### OBJECTIVE
Look over the entries that follow and work out how many lines contain "процесс". State the number only.

### DATASET EXTRACT

►

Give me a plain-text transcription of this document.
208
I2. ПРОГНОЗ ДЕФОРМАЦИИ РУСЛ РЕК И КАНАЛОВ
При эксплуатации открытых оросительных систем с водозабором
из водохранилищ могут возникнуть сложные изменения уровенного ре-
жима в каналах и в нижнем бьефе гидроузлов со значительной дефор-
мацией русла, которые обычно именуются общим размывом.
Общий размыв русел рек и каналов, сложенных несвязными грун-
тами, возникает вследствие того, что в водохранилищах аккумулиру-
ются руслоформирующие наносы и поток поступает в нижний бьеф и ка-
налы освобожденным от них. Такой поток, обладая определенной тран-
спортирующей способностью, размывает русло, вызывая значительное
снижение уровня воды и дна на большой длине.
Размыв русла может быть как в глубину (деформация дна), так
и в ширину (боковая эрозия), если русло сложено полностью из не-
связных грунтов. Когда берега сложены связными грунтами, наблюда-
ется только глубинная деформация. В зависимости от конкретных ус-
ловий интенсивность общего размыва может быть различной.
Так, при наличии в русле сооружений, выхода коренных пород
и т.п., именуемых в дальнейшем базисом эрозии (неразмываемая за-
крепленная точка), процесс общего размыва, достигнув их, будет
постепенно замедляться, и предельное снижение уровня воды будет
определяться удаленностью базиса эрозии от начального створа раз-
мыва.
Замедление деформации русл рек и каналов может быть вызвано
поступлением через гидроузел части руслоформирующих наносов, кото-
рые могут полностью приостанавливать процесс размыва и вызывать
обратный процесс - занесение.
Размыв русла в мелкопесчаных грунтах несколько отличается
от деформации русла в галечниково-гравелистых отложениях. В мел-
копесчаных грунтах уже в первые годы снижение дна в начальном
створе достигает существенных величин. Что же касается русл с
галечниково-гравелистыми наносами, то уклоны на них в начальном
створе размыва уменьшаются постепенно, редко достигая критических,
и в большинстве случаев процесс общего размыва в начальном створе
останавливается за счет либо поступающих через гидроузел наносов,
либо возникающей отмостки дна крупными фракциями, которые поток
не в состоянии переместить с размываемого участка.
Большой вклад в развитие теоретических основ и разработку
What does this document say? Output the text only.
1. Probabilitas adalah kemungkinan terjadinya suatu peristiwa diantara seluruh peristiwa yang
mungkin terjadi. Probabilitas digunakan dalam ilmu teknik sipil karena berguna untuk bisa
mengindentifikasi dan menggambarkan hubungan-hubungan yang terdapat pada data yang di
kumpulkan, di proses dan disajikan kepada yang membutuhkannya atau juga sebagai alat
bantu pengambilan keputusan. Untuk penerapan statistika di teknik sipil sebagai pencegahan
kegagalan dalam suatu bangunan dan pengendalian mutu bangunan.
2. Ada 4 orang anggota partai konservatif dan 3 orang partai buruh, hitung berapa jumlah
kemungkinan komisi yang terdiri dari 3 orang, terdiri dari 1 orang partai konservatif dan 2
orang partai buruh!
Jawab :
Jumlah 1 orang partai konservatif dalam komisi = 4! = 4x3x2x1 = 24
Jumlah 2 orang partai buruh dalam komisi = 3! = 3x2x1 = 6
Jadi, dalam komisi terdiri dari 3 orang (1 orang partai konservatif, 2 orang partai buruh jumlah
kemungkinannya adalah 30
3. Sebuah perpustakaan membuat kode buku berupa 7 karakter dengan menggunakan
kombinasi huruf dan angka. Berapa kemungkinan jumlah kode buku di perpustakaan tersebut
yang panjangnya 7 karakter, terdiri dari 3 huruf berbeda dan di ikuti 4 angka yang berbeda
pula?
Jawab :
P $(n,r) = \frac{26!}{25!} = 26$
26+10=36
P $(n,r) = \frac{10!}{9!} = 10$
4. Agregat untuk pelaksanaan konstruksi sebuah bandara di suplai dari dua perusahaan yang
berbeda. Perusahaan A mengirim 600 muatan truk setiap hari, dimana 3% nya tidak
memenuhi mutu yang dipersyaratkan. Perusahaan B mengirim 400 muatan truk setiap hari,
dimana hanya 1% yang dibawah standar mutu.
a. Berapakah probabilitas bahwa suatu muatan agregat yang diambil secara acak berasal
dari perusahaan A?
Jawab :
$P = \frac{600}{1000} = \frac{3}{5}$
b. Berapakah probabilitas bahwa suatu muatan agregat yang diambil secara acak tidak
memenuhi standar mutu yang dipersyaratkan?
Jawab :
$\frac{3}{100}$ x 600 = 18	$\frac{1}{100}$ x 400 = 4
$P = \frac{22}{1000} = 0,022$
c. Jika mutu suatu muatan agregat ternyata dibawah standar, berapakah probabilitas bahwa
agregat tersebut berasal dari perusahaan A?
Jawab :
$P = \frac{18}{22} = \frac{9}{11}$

◄

### RESULT
4